The problem — Copy out each line of the material below that holds the string "year".

Input records —
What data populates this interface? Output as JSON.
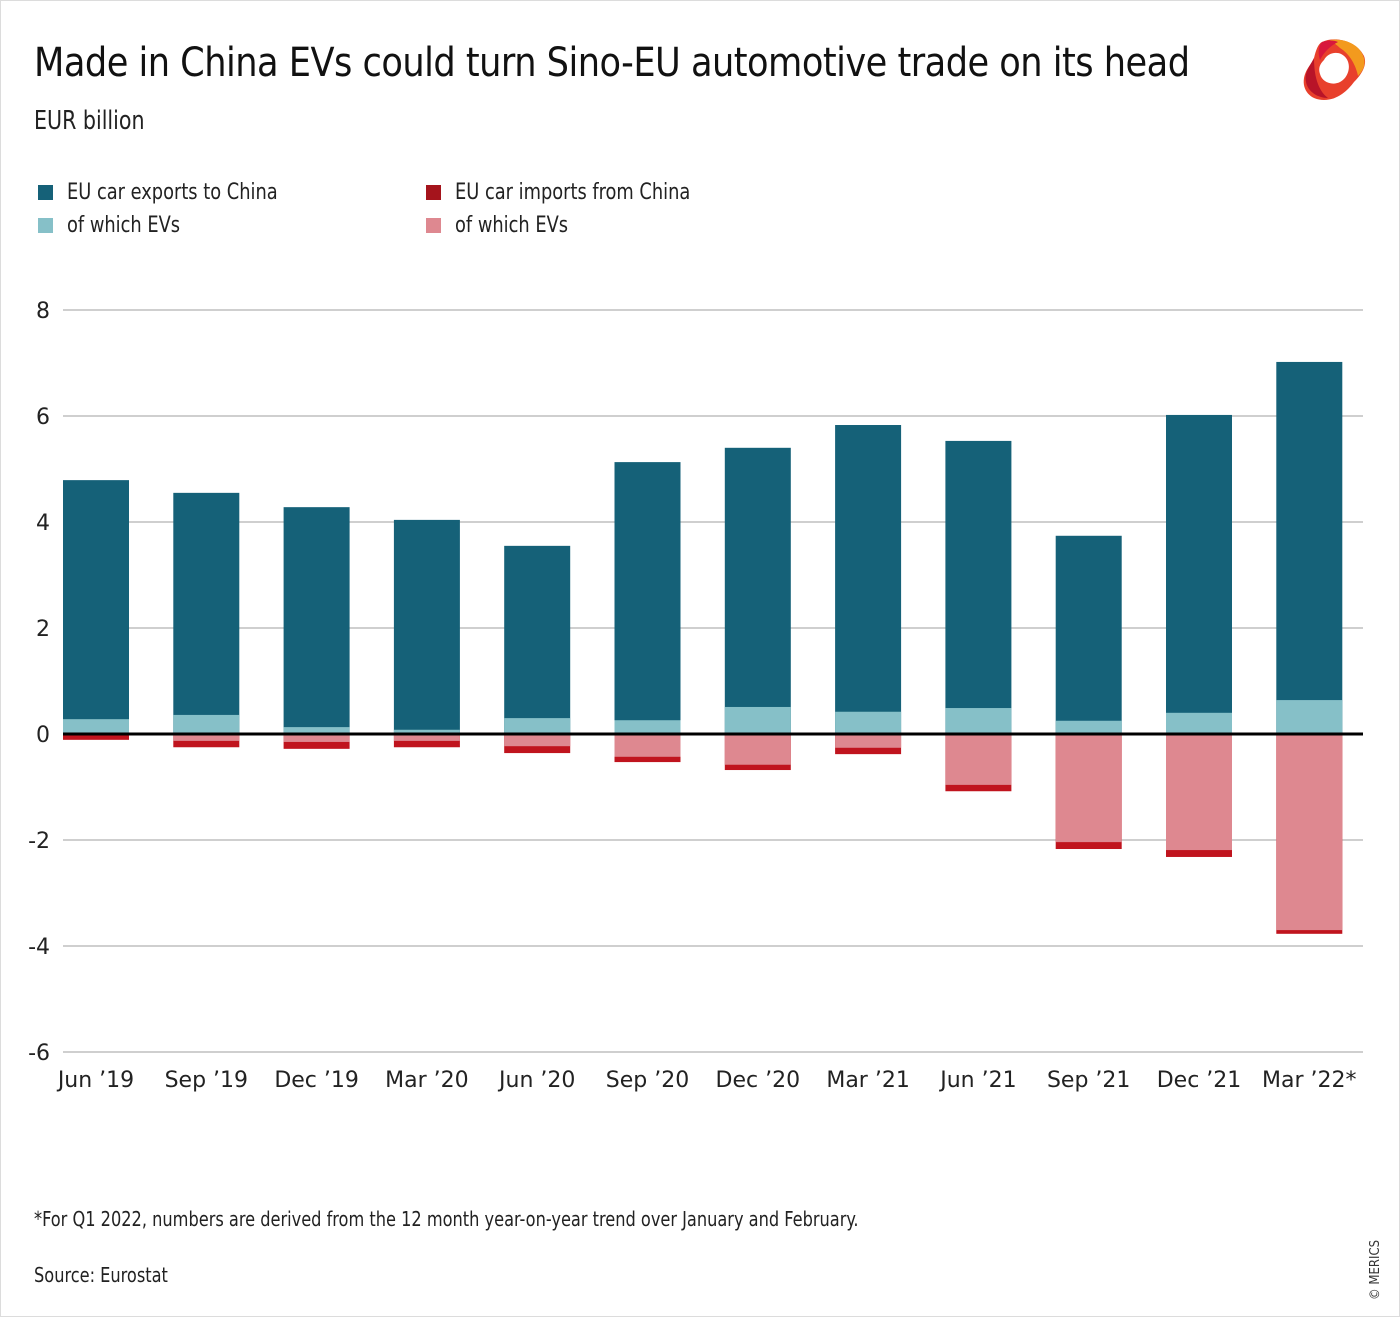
{
  "header": {
    "title": "Made in China EVs could turn Sino-EU automotive trade on its head",
    "subtitle": "EUR billion",
    "logo": "merics-logo-icon"
  },
  "legend": [
    {
      "label": "EU car exports to China",
      "color": "#156178"
    },
    {
      "label": "of which EVs",
      "color": "#86c0c8"
    },
    {
      "label": "EU car imports from China",
      "color": "#a5141c"
    },
    {
      "label": "of which EVs",
      "color": "#de8890"
    }
  ],
  "footer": {
    "footnote": "*For Q1 2022, numbers are derived from the 12 month year-on-year trend over January and February.",
    "source": "Source: Eurostat",
    "copyright": "© MERICS"
  },
  "chart_data": {
    "type": "bar",
    "stacked": true,
    "title": "Made in China EVs could turn Sino-EU automotive trade on its head",
    "subtitle": "EUR billion",
    "xlabel": "",
    "ylabel": "EUR billion",
    "ylim": [
      -6,
      8
    ],
    "yticks": [
      8,
      6,
      4,
      2,
      0,
      -2,
      -4,
      -6
    ],
    "grid": true,
    "legend_position": "top-left",
    "categories": [
      "Jun ’19",
      "Sep ’19",
      "Dec ’19",
      "Mar ’20",
      "Jun ’20",
      "Sep ’20",
      "Dec ’20",
      "Mar ’21",
      "Jun ’21",
      "Sep ’21",
      "Dec ’21",
      "Mar ’22*"
    ],
    "series": [
      {
        "name": "EU car exports to China",
        "color": "#156178",
        "values": [
          4.79,
          4.55,
          4.28,
          4.04,
          3.55,
          5.13,
          5.4,
          5.83,
          5.53,
          3.74,
          6.02,
          7.02
        ]
      },
      {
        "name": "EU car exports to China – of which EVs",
        "color": "#86c0c8",
        "values": [
          0.28,
          0.36,
          0.13,
          0.08,
          0.3,
          0.26,
          0.51,
          0.42,
          0.49,
          0.25,
          0.4,
          0.64
        ]
      },
      {
        "name": "EU car imports from China",
        "color": "#c0141e",
        "values": [
          -0.11,
          -0.25,
          -0.28,
          -0.25,
          -0.36,
          -0.53,
          -0.68,
          -0.38,
          -1.08,
          -2.17,
          -2.32,
          -3.77
        ]
      },
      {
        "name": "EU car imports from China – of which EVs",
        "color": "#de8890",
        "values": [
          -0.02,
          -0.13,
          -0.15,
          -0.13,
          -0.23,
          -0.43,
          -0.58,
          -0.26,
          -0.96,
          -2.04,
          -2.19,
          -3.7
        ]
      }
    ],
    "annotations": [
      "*For Q1 2022, numbers are derived from the 12 month year-on-year trend over January and February."
    ]
  }
}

Completed exercise —
    "footnote": "*For Q1 2022, numbers are derived from the 12 month year-on-year trend over January and February.",
      "*For Q1 2022, numbers are derived from the 12 month year-on-year trend over January and February."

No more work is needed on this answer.